━━━━━ Data extract ━━━━━

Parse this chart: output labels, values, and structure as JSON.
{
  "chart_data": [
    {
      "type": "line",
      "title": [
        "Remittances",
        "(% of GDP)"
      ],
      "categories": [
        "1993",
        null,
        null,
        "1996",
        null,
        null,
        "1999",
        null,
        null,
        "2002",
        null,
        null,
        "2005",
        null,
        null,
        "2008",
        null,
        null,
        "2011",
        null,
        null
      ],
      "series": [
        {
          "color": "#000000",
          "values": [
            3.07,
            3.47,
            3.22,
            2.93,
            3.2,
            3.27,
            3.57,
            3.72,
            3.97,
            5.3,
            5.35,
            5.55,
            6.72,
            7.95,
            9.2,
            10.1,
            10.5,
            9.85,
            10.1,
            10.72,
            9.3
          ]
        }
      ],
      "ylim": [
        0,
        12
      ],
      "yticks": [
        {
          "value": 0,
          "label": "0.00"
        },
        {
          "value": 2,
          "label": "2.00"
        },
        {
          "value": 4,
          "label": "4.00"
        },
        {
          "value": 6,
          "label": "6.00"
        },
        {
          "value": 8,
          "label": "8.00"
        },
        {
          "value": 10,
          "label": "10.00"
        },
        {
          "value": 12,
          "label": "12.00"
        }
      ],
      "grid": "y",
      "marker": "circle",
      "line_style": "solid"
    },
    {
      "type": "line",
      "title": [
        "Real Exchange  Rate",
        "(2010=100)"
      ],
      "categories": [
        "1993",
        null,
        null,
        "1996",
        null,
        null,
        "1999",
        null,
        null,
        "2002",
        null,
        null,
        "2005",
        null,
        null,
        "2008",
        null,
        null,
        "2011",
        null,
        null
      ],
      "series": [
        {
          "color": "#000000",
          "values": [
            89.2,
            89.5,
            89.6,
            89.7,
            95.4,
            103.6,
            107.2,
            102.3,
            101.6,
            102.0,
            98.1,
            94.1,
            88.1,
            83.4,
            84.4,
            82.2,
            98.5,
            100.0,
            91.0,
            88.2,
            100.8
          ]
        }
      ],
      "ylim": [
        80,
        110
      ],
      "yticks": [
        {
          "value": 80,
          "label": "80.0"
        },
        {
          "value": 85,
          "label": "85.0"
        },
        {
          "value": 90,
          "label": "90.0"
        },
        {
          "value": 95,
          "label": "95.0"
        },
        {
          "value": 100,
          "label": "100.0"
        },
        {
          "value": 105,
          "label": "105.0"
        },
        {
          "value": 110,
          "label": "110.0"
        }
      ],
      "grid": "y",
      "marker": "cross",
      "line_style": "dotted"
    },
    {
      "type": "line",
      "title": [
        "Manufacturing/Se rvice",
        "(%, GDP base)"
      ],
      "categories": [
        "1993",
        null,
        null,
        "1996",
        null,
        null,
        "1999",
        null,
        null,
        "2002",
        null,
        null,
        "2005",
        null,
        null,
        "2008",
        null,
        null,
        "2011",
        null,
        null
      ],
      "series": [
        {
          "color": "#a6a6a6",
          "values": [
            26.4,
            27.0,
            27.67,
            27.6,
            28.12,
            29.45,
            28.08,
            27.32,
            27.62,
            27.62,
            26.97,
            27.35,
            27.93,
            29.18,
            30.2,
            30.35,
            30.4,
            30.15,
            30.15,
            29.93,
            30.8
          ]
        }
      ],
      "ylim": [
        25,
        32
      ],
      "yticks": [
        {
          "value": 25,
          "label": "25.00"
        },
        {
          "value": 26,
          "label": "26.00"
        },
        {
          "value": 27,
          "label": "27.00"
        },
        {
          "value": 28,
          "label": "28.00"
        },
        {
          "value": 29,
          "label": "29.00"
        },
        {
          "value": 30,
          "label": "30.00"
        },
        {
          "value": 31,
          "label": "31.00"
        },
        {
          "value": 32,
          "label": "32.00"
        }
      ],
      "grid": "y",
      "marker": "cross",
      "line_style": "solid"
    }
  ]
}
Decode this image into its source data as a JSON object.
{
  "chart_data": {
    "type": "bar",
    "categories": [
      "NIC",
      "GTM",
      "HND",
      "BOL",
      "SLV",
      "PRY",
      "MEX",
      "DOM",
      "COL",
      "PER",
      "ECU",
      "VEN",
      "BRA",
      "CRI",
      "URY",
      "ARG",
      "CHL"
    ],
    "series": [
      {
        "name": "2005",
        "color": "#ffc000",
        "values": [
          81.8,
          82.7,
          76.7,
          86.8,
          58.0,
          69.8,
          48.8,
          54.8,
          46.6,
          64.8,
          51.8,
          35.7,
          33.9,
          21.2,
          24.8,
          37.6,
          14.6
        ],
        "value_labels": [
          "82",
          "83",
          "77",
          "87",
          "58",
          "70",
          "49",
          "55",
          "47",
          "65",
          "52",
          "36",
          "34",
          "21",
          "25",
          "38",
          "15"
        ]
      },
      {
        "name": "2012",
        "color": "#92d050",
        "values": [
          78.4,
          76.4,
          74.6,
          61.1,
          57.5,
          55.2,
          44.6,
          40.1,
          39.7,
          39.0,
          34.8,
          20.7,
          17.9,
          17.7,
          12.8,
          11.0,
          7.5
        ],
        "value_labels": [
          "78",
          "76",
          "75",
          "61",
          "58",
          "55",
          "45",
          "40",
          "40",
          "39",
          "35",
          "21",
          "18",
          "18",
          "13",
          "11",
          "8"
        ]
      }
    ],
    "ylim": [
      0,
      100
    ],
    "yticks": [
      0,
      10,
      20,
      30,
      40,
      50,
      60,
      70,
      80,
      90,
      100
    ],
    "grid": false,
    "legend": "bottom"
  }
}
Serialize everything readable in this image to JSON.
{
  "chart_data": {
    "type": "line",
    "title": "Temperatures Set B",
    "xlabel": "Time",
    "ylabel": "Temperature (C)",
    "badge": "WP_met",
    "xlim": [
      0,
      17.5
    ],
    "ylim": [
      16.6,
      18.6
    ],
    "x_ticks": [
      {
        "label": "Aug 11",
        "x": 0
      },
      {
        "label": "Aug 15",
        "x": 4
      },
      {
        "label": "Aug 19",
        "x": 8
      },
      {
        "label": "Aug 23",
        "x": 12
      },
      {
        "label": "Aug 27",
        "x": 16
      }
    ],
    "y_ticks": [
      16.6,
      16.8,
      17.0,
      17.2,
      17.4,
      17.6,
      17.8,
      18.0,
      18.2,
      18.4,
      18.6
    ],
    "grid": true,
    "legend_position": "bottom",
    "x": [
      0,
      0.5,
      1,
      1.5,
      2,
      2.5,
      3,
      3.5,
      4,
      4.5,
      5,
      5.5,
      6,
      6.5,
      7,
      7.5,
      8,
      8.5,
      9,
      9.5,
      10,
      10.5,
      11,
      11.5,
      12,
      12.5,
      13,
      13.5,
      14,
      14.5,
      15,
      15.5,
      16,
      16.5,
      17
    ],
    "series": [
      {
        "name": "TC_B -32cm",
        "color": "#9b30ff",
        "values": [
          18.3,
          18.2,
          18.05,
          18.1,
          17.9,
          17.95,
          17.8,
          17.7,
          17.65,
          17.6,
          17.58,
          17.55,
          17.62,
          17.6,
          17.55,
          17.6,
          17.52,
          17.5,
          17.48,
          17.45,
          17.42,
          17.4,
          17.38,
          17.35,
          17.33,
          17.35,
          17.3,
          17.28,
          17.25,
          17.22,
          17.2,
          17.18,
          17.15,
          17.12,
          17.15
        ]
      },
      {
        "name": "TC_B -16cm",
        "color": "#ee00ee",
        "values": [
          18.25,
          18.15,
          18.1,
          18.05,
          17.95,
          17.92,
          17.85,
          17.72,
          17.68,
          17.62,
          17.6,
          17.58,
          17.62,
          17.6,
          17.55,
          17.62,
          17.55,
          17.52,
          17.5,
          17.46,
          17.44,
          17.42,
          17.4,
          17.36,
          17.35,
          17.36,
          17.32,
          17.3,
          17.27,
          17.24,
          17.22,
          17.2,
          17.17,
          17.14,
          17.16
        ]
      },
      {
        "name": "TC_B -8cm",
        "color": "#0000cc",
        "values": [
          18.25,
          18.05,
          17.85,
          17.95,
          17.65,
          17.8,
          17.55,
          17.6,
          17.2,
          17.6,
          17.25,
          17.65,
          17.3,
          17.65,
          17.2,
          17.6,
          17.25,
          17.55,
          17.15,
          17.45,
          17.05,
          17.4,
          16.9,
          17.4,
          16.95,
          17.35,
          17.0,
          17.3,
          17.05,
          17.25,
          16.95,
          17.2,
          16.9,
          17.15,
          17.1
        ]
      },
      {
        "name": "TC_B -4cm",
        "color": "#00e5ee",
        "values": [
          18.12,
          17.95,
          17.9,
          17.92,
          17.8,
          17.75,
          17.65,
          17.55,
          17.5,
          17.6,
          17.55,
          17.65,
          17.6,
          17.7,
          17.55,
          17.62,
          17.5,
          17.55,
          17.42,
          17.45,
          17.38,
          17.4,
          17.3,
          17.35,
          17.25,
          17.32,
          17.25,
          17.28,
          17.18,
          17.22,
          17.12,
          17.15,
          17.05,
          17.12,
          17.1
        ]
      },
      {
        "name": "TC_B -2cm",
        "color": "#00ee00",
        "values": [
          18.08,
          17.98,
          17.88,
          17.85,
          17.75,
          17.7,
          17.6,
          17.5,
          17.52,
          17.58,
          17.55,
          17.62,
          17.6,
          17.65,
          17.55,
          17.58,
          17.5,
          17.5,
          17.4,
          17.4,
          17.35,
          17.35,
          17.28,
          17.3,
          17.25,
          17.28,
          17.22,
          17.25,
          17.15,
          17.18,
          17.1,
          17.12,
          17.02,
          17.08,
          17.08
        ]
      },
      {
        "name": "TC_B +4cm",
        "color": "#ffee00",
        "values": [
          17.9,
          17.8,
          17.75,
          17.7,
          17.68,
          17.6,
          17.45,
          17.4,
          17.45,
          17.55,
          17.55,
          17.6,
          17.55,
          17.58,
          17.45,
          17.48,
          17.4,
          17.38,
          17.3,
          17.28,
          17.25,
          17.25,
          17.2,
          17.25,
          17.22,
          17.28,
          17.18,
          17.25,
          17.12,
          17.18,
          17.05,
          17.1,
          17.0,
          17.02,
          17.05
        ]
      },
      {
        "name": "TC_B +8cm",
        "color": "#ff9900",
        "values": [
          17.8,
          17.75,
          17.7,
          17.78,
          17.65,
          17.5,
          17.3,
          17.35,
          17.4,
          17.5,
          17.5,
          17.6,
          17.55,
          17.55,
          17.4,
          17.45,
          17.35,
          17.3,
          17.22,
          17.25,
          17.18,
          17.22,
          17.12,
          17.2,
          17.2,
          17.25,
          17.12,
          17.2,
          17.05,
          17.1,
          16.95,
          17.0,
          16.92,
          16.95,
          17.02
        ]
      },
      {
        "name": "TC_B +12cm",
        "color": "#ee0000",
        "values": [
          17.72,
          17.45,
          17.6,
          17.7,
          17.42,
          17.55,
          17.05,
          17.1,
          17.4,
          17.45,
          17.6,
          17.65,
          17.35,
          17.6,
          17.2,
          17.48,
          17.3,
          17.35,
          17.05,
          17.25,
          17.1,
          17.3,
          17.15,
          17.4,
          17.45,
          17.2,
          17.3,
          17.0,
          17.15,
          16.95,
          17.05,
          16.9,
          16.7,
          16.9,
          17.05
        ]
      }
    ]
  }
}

━━━━━

### Required work
Filter the entries above down to the lines containing the word "image".

### Result of the task
Decode this image into its source data as a JSON object.
Serialize everything readable in this image to JSON.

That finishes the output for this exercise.